### WORK INSTRUCTIONS
Your task is to give the number of lines in the listing that include "practice", and nothing else.

### RECORDED INFORMATION
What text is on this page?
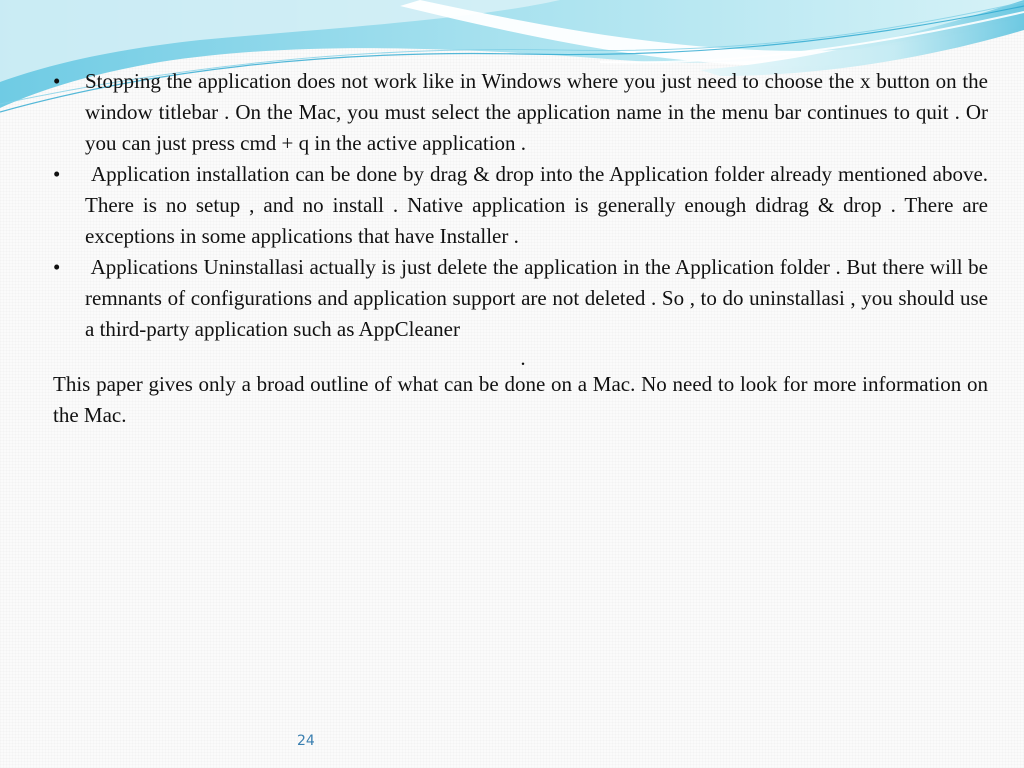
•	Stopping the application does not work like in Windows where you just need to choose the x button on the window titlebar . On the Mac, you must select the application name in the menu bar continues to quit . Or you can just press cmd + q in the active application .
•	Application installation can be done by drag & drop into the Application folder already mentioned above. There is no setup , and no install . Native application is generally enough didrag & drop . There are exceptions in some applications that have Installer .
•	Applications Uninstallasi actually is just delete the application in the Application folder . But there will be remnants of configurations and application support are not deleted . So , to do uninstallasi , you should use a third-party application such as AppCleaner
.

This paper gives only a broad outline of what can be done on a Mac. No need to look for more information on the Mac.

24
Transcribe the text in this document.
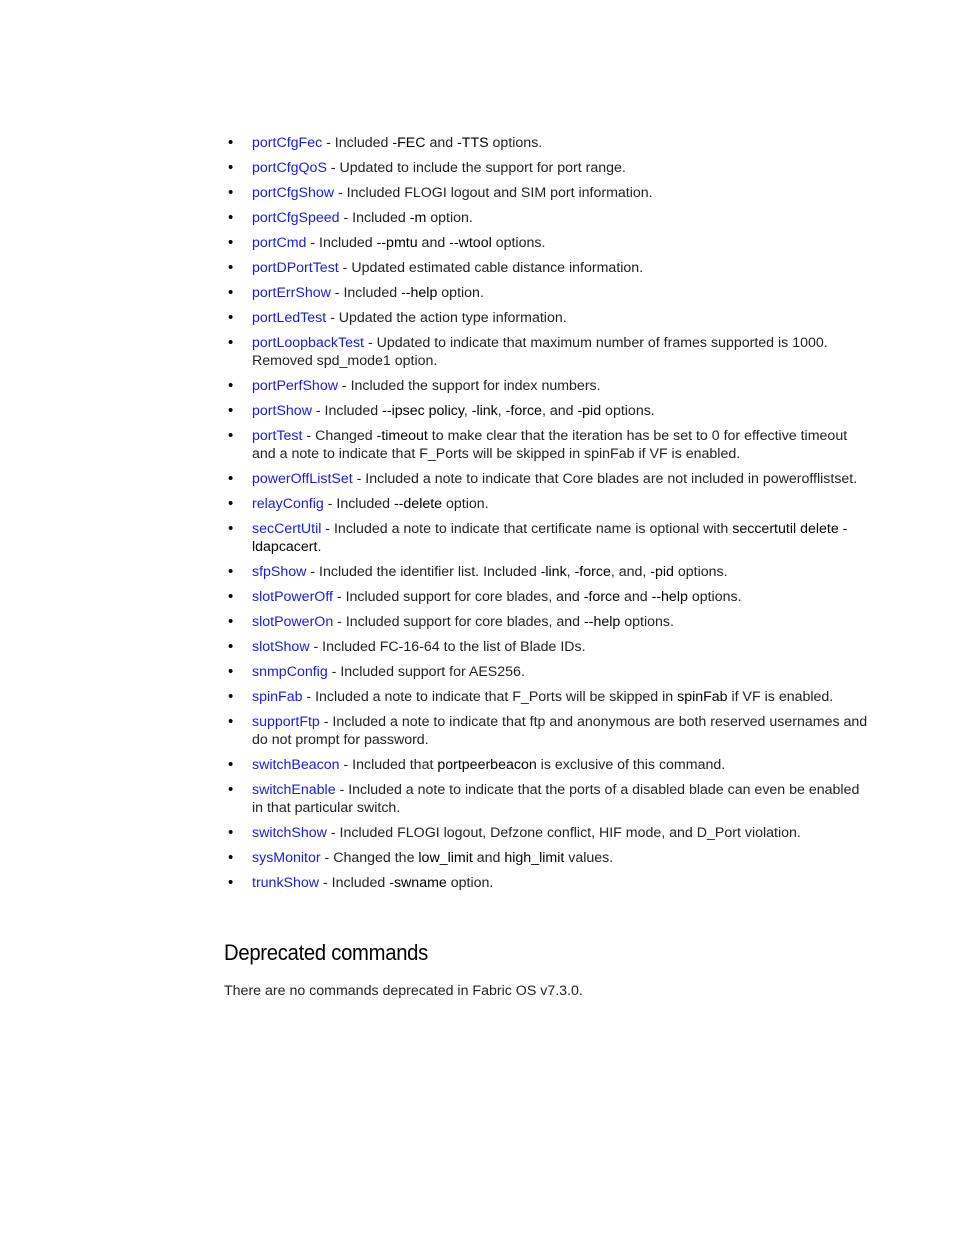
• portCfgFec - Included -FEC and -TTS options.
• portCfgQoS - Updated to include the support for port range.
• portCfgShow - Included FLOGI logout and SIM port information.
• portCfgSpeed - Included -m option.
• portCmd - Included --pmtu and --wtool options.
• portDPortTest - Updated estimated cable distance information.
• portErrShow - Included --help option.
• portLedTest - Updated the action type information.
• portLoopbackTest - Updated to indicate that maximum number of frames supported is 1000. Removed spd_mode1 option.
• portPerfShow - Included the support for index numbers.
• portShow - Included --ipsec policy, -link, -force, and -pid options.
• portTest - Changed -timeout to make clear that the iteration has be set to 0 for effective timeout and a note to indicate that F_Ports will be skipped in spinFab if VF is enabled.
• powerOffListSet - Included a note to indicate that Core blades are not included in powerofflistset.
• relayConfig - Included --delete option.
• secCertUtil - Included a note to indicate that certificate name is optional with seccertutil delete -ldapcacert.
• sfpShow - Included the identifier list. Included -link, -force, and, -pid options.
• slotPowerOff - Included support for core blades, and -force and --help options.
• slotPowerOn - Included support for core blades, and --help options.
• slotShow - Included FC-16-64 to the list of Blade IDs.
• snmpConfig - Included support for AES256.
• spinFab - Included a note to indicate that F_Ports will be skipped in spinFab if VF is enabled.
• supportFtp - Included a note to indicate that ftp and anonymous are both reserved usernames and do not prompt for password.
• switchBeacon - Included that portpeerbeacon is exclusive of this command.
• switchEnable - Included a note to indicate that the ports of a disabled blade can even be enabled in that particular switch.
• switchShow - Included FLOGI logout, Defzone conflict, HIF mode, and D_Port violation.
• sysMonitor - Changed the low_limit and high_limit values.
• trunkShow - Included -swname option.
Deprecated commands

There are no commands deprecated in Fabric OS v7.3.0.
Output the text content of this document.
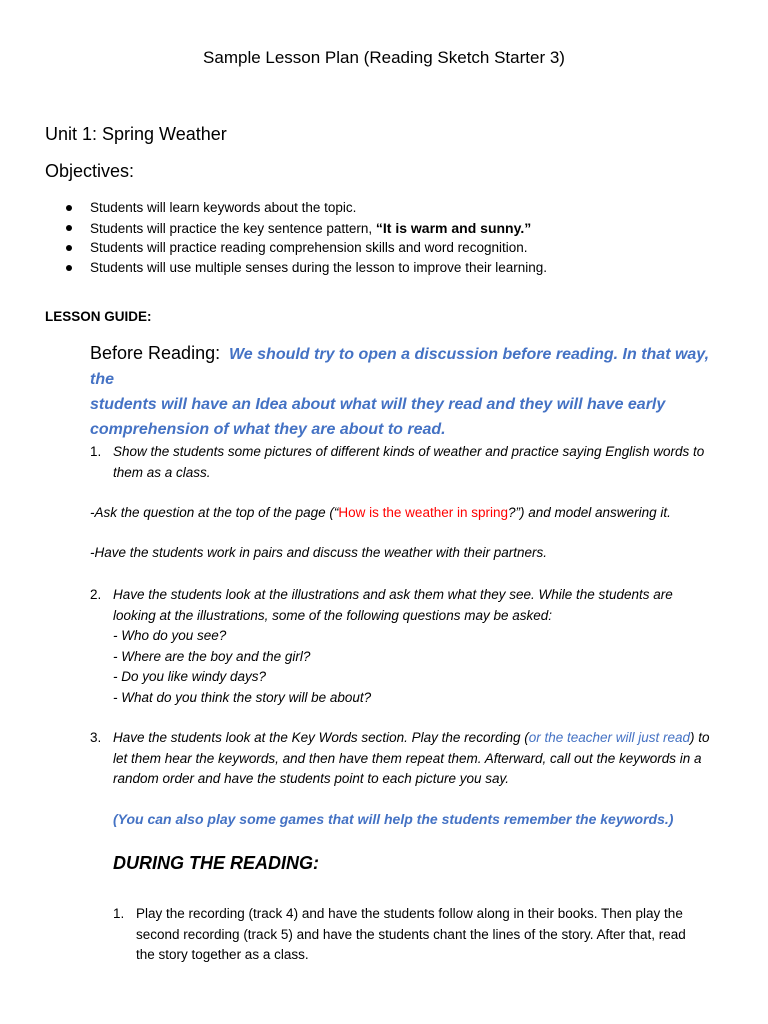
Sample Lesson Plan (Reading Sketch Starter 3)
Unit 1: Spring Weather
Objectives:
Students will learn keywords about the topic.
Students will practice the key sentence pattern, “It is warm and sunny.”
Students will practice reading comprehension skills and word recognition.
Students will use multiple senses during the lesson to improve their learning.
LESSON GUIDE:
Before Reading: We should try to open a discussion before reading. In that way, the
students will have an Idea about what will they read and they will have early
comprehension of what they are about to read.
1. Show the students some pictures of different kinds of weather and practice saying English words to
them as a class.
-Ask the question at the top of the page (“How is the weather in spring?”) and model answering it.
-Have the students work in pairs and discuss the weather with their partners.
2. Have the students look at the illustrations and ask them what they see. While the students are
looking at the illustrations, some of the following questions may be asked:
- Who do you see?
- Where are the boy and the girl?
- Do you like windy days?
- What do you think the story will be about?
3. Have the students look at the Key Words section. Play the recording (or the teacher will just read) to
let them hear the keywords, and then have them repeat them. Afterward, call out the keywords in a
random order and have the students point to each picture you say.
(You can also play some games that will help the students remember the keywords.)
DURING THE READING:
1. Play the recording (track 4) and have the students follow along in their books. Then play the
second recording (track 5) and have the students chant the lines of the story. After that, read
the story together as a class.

### EXERCISE RESULT
3